Copy out all lines where "this" appears.

--- begin SOURCE RECORDS ---

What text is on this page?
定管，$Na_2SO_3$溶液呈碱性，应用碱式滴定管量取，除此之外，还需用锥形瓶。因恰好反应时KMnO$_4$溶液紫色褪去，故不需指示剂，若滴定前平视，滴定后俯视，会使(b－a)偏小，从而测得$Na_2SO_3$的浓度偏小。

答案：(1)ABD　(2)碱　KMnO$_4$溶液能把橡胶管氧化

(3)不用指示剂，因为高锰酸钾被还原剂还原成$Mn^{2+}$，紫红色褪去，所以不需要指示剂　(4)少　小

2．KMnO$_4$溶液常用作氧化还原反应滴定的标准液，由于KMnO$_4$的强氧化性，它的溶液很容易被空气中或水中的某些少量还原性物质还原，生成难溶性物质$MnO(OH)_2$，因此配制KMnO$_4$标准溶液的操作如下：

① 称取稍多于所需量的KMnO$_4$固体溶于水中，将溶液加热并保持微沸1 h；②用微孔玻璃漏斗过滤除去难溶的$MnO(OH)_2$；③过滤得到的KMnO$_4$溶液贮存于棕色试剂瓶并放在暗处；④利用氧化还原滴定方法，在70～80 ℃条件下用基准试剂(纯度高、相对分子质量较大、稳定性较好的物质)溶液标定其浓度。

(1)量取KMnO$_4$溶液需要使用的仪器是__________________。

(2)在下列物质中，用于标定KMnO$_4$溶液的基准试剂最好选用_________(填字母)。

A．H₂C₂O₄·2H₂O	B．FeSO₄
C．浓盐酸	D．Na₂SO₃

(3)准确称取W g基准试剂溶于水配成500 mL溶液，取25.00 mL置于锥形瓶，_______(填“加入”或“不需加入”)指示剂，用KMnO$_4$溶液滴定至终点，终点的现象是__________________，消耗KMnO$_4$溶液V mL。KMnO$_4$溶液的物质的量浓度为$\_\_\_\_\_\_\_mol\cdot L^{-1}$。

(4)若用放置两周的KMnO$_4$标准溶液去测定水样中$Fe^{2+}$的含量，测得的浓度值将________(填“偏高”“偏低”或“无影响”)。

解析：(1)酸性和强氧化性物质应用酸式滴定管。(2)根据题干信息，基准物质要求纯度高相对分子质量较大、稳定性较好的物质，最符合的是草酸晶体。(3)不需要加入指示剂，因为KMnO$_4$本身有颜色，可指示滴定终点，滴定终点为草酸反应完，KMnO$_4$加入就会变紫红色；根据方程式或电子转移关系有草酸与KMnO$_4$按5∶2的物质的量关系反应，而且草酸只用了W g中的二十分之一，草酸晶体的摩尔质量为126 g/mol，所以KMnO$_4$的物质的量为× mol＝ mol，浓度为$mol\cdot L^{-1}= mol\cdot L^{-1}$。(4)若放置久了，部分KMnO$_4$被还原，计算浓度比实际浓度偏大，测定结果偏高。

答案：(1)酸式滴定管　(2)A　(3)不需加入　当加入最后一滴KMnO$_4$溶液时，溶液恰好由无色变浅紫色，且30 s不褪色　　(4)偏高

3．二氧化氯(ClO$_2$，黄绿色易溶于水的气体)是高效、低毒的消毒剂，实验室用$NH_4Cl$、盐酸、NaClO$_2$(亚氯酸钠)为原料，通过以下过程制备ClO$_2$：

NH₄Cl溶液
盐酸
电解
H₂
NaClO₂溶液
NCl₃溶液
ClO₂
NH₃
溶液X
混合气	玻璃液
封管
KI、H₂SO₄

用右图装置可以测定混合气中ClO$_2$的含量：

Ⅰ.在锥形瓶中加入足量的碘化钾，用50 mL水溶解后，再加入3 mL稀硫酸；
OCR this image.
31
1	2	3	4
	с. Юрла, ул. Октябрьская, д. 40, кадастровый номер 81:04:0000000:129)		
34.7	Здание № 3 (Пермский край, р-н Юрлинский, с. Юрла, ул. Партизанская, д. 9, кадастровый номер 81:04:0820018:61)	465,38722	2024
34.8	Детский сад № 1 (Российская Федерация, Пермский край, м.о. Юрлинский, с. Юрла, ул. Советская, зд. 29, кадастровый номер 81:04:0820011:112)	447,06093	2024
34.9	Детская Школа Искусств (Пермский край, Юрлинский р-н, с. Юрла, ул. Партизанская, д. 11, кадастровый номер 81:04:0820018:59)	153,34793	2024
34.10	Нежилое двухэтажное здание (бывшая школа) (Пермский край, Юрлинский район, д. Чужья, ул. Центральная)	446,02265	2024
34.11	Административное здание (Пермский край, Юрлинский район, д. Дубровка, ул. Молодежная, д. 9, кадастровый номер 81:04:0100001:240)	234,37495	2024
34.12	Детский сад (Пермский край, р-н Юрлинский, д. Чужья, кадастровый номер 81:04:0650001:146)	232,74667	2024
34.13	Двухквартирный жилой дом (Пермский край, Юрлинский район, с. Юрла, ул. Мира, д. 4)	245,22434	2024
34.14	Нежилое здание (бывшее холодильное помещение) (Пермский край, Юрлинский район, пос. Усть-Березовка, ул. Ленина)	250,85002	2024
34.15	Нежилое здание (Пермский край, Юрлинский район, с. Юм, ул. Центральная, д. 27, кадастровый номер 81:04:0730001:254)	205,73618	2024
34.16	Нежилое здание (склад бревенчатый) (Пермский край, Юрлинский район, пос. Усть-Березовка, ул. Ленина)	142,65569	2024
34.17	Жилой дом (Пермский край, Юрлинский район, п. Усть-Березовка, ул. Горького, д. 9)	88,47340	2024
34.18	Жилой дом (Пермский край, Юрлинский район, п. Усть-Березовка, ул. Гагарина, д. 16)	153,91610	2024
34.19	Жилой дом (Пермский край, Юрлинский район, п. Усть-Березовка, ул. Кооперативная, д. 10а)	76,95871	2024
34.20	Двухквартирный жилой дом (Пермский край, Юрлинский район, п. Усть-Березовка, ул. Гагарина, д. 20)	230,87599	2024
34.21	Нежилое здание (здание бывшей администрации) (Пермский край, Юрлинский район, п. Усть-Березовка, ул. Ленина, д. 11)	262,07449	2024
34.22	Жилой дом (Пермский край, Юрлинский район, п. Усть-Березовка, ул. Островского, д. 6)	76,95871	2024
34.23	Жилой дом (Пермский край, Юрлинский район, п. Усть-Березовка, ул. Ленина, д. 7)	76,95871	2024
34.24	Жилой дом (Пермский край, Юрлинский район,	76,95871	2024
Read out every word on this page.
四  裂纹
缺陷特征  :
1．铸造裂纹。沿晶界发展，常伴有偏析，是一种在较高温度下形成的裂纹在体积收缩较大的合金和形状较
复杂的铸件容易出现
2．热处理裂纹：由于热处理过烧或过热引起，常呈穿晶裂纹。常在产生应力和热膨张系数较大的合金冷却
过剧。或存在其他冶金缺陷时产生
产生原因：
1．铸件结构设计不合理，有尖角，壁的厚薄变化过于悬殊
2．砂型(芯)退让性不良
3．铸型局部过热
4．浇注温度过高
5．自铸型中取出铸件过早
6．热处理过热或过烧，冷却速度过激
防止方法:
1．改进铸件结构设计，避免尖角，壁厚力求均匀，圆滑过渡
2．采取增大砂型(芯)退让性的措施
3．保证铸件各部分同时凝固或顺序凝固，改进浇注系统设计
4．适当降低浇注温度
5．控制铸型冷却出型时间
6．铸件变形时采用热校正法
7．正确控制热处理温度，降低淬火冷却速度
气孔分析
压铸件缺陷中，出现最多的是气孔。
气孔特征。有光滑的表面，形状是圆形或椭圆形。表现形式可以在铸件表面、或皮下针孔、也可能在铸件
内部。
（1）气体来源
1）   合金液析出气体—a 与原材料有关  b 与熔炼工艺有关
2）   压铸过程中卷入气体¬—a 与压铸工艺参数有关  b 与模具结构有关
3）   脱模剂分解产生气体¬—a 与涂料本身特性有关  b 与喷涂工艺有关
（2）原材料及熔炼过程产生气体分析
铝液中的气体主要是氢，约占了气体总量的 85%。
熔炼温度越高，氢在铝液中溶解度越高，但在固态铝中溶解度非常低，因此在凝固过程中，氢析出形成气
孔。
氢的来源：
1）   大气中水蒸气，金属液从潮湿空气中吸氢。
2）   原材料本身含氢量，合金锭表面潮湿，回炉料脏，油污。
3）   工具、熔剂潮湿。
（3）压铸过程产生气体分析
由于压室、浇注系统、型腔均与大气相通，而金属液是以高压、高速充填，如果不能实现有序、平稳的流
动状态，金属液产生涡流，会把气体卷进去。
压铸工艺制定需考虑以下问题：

--- end SOURCE RECORDS ---

## OUTPUT
What text is on this page?
OCR this image.
Read out every word on this page.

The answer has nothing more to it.